▶ **Data for processing**:
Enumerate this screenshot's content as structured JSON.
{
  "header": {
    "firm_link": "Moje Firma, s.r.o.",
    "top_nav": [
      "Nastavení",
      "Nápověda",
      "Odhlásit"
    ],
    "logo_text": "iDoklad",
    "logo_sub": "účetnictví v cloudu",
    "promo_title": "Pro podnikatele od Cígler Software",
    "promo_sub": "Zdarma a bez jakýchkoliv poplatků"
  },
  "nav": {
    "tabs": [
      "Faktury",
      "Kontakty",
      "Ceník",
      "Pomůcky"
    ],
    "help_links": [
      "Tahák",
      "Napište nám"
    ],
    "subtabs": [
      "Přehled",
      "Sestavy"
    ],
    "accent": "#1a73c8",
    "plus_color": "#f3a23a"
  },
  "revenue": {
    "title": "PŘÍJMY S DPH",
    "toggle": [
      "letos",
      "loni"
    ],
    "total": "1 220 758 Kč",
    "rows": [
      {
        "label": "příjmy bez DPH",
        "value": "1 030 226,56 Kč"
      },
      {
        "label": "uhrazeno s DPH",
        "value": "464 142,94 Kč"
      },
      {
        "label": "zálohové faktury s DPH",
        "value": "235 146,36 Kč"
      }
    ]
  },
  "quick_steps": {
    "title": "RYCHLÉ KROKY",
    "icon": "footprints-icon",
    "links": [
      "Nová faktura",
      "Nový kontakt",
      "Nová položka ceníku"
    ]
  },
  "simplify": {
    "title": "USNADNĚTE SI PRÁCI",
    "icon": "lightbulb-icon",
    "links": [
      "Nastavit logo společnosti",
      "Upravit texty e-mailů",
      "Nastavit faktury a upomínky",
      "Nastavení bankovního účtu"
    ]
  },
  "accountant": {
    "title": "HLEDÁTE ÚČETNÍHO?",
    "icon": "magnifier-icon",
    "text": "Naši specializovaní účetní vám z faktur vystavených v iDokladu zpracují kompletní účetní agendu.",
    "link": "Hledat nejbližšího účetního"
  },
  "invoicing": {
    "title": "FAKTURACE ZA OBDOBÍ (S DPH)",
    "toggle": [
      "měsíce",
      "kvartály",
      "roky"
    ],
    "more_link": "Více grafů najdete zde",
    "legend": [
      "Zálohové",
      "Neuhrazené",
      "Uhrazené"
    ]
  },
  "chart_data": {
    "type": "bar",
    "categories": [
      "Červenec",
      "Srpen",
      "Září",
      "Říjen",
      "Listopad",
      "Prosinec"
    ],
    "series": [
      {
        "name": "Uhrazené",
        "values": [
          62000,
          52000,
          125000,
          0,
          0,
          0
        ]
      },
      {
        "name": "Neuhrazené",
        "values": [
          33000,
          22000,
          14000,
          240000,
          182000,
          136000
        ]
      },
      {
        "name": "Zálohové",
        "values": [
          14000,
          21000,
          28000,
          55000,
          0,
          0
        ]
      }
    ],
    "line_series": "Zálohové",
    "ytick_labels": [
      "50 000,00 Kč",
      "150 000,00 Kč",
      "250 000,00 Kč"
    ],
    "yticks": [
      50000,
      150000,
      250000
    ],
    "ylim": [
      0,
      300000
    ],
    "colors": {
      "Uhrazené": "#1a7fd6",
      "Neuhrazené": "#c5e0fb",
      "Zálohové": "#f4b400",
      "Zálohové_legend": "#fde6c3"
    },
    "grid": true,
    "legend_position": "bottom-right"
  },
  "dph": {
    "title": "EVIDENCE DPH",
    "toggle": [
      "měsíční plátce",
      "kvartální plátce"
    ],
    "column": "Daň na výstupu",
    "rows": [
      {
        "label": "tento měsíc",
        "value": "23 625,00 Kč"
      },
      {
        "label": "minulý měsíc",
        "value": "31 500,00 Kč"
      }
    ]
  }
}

▶ **Directions**: Read the entries above, then pull out the lines that include "Nastavení".

▶ **Response to this task**:
      "Nastavení",
      "Nastavení bankovního účtu"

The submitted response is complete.